## [RECORDS TO USE]
-*-*-

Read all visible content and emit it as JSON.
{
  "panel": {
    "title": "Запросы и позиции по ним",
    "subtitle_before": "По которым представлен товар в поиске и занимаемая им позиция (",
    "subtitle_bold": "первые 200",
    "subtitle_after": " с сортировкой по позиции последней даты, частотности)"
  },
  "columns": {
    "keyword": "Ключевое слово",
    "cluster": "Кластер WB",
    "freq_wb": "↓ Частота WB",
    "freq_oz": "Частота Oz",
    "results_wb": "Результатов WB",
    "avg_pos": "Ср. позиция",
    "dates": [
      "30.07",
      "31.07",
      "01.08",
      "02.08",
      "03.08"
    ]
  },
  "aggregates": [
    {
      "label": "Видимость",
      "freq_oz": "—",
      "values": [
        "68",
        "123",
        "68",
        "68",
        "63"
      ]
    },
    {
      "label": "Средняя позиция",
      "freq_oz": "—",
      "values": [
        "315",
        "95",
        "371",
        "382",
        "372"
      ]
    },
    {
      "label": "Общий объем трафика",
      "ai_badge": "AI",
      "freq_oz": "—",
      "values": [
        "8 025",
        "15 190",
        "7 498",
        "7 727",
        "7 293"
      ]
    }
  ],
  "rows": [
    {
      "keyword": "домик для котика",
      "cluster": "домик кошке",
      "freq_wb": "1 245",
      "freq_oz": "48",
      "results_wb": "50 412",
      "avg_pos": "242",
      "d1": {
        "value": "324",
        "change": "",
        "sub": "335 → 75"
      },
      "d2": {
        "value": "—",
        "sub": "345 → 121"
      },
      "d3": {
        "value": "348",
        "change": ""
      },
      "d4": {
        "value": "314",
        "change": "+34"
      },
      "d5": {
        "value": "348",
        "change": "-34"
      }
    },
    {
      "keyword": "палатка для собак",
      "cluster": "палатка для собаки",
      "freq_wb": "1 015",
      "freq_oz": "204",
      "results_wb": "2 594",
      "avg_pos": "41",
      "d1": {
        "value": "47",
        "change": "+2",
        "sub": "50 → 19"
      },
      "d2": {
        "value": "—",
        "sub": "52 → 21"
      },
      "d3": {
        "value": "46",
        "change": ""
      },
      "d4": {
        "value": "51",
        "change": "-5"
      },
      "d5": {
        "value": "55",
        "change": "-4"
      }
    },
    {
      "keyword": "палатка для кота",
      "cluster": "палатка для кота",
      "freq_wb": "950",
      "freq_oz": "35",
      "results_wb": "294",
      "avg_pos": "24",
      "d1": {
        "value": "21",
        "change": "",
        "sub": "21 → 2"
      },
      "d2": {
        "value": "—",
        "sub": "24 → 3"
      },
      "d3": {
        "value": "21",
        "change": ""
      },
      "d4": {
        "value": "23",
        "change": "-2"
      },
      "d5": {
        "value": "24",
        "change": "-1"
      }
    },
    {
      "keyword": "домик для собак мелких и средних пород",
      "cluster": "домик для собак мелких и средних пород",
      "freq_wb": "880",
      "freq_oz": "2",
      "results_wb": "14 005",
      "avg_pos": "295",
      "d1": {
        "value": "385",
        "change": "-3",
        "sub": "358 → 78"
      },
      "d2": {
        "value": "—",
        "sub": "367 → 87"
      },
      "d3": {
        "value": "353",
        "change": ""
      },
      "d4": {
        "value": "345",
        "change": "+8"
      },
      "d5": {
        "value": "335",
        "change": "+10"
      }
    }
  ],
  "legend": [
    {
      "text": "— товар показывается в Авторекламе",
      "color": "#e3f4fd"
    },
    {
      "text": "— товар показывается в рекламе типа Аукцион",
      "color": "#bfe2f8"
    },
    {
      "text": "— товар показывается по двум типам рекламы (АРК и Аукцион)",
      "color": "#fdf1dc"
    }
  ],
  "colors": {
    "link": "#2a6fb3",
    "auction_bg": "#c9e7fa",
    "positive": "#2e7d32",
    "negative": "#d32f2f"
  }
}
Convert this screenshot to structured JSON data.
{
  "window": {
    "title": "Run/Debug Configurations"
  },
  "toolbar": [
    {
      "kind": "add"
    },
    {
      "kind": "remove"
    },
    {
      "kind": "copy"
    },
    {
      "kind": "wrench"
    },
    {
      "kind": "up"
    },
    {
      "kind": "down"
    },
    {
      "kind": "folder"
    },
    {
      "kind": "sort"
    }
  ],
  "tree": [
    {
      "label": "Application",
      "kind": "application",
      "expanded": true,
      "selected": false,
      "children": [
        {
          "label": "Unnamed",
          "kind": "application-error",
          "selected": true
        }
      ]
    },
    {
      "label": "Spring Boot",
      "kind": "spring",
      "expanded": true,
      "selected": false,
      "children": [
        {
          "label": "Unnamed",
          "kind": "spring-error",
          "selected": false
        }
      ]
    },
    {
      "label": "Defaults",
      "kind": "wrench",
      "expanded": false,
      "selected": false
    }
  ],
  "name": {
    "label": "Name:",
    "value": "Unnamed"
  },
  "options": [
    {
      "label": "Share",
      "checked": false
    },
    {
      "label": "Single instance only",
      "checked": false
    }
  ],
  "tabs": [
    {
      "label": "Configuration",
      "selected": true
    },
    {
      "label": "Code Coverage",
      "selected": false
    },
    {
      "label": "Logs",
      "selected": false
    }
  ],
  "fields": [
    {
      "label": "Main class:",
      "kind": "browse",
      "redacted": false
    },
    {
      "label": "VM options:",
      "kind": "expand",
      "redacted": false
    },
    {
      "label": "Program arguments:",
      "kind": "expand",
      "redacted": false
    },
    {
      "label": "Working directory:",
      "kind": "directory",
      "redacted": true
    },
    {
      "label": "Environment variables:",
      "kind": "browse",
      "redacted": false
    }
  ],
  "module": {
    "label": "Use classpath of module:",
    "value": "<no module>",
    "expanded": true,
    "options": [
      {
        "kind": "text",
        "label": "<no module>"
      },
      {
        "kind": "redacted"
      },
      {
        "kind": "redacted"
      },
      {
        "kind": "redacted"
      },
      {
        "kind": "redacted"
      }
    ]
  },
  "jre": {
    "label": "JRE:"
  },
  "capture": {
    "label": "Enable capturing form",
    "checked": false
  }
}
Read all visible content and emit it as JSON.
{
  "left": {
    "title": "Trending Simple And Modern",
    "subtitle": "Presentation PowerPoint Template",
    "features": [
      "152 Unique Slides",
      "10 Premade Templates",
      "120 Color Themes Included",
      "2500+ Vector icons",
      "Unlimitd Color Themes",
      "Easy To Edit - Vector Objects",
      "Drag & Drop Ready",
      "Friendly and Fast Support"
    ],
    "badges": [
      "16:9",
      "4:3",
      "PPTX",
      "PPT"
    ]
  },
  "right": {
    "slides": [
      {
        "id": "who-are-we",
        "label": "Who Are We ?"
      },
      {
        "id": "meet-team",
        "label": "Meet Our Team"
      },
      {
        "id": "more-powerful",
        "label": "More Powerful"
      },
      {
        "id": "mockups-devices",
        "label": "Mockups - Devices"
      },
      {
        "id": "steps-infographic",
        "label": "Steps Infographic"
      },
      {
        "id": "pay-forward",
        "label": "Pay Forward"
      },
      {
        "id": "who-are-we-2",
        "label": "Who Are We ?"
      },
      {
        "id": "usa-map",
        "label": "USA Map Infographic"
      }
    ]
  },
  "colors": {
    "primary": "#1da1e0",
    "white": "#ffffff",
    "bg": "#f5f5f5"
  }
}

-*-*-

## [GOAL]
Write out the entries in full, exactly as given.

## [COMPLETE ANSWER]
Read all visible content and emit it as JSON.
{
  "panel": {
    "title": "Запросы и позиции по ним",
    "subtitle_before": "По которым представлен товар в поиске и занимаемая им позиция (",
    "subtitle_bold": "первые 200",
    "subtitle_after": " с сортировкой по позиции последней даты, частотности)"
  },
  "columns": {
    "keyword": "Ключевое слово",
    "cluster": "Кластер WB",
    "freq_wb": "↓ Частота WB",
    "freq_oz": "Частота Oz",
    "results_wb": "Результатов WB",
    "avg_pos": "Ср. позиция",
    "dates": [
      "30.07",
      "31.07",
      "01.08",
      "02.08",
      "03.08"
    ]
  },
  "aggregates": [
    {
      "label": "Видимость",
      "freq_oz": "—",
      "values": [
        "68",
        "123",
        "68",
        "68",
        "63"
      ]
    },
    {
      "label": "Средняя позиция",
      "freq_oz": "—",
      "values": [
        "315",
        "95",
        "371",
        "382",
        "372"
      ]
    },
    {
      "label": "Общий объем трафика",
      "ai_badge": "AI",
      "freq_oz": "—",
      "values": [
        "8 025",
        "15 190",
        "7 498",
        "7 727",
        "7 293"
      ]
    }
  ],
  "rows": [
    {
      "keyword": "домик для котика",
      "cluster": "домик кошке",
      "freq_wb": "1 245",
      "freq_oz": "48",
      "results_wb": "50 412",
      "avg_pos": "242",
      "d1": {
        "value": "324",
        "change": "",
        "sub": "335 → 75"
      },
      "d2": {
        "value": "—",
        "sub": "345 → 121"
      },
      "d3": {
        "value": "348",
        "change": ""
      },
      "d4": {
        "value": "314",
        "change": "+34"
      },
      "d5": {
        "value": "348",
        "change": "-34"
      }
    },
    {
      "keyword": "палатка для собак",
      "cluster": "палатка для собаки",
      "freq_wb": "1 015",
      "freq_oz": "204",
      "results_wb": "2 594",
      "avg_pos": "41",
      "d1": {
        "value": "47",
        "change": "+2",
        "sub": "50 → 19"
      },
      "d2": {
        "value": "—",
        "sub": "52 → 21"
      },
      "d3": {
        "value": "46",
        "change": ""
      },
      "d4": {
        "value": "51",
        "change": "-5"
      },
      "d5": {
        "value": "55",
        "change": "-4"
      }
    },
    {
      "keyword": "палатка для кота",
      "cluster": "палатка для кота",
      "freq_wb": "950",
      "freq_oz": "35",
      "results_wb": "294",
      "avg_pos": "24",
      "d1": {
        "value": "21",
        "change": "",
        "sub": "21 → 2"
      },
      "d2": {
        "value": "—",
        "sub": "24 → 3"
      },
      "d3": {
        "value": "21",
        "change": ""
      },
      "d4": {
        "value": "23",
        "change": "-2"
      },
      "d5": {
        "value": "24",
        "change": "-1"
      }
    },
    {
      "keyword": "домик для собак мелких и средних пород",
      "cluster": "домик для собак мелких и средних пород",
      "freq_wb": "880",
      "freq_oz": "2",
      "results_wb": "14 005",
      "avg_pos": "295",
      "d1": {
        "value": "385",
        "change": "-3",
        "sub": "358 → 78"
      },
      "d2": {
        "value": "—",
        "sub": "367 → 87"
      },
      "d3": {
        "value": "353",
        "change": ""
      },
      "d4": {
        "value": "345",
        "change": "+8"
      },
      "d5": {
        "value": "335",
        "change": "+10"
      }
    }
  ],
  "legend": [
    {
      "text": "— товар показывается в Авторекламе",
      "color": "#e3f4fd"
    },
    {
      "text": "— товар показывается в рекламе типа Аукцион",
      "color": "#bfe2f8"
    },
    {
      "text": "— товар показывается по двум типам рекламы (АРК и Аукцион)",
      "color": "#fdf1dc"
    }
  ],
  "colors": {
    "link": "#2a6fb3",
    "auction_bg": "#c9e7fa",
    "positive": "#2e7d32",
    "negative": "#d32f2f"
  }
}
Convert this screenshot to structured JSON data.
{
  "window": {
    "title": "Run/Debug Configurations"
  },
  "toolbar": [
    {
      "kind": "add"
    },
    {
      "kind": "remove"
    },
    {
      "kind": "copy"
    },
    {
      "kind": "wrench"
    },
    {
      "kind": "up"
    },
    {
      "kind": "down"
    },
    {
      "kind": "folder"
    },
    {
      "kind": "sort"
    }
  ],
  "tree": [
    {
      "label": "Application",
      "kind": "application",
      "expanded": true,
      "selected": false,
      "children": [
        {
          "label": "Unnamed",
          "kind": "application-error",
          "selected": true
        }
      ]
    },
    {
      "label": "Spring Boot",
      "kind": "spring",
      "expanded": true,
      "selected": false,
      "children": [
        {
          "label": "Unnamed",
          "kind": "spring-error",
          "selected": false
        }
      ]
    },
    {
      "label": "Defaults",
      "kind": "wrench",
      "expanded": false,
      "selected": false
    }
  ],
  "name": {
    "label": "Name:",
    "value": "Unnamed"
  },
  "options": [
    {
      "label": "Share",
      "checked": false
    },
    {
      "label": "Single instance only",
      "checked": false
    }
  ],
  "tabs": [
    {
      "label": "Configuration",
      "selected": true
    },
    {
      "label": "Code Coverage",
      "selected": false
    },
    {
      "label": "Logs",
      "selected": false
    }
  ],
  "fields": [
    {
      "label": "Main class:",
      "kind": "browse",
      "redacted": false
    },
    {
      "label": "VM options:",
      "kind": "expand",
      "redacted": false
    },
    {
      "label": "Program arguments:",
      "kind": "expand",
      "redacted": false
    },
    {
      "label": "Working directory:",
      "kind": "directory",
      "redacted": true
    },
    {
      "label": "Environment variables:",
      "kind": "browse",
      "redacted": false
    }
  ],
  "module": {
    "label": "Use classpath of module:",
    "value": "<no module>",
    "expanded": true,
    "options": [
      {
        "kind": "text",
        "label": "<no module>"
      },
      {
        "kind": "redacted"
      },
      {
        "kind": "redacted"
      },
      {
        "kind": "redacted"
      },
      {
        "kind": "redacted"
      }
    ]
  },
  "jre": {
    "label": "JRE:"
  },
  "capture": {
    "label": "Enable capturing form",
    "checked": false
  }
}
Read all visible content and emit it as JSON.
{
  "left": {
    "title": "Trending Simple And Modern",
    "subtitle": "Presentation PowerPoint Template",
    "features": [
      "152 Unique Slides",
      "10 Premade Templates",
      "120 Color Themes Included",
      "2500+ Vector icons",
      "Unlimitd Color Themes",
      "Easy To Edit - Vector Objects",
      "Drag & Drop Ready",
      "Friendly and Fast Support"
    ],
    "badges": [
      "16:9",
      "4:3",
      "PPTX",
      "PPT"
    ]
  },
  "right": {
    "slides": [
      {
        "id": "who-are-we",
        "label": "Who Are We ?"
      },
      {
        "id": "meet-team",
        "label": "Meet Our Team"
      },
      {
        "id": "more-powerful",
        "label": "More Powerful"
      },
      {
        "id": "mockups-devices",
        "label": "Mockups - Devices"
      },
      {
        "id": "steps-infographic",
        "label": "Steps Infographic"
      },
      {
        "id": "pay-forward",
        "label": "Pay Forward"
      },
      {
        "id": "who-are-we-2",
        "label": "Who Are We ?"
      },
      {
        "id": "usa-map",
        "label": "USA Map Infographic"
      }
    ]
  },
  "colors": {
    "primary": "#1da1e0",
    "white": "#ffffff",
    "bg": "#f5f5f5"
  }
}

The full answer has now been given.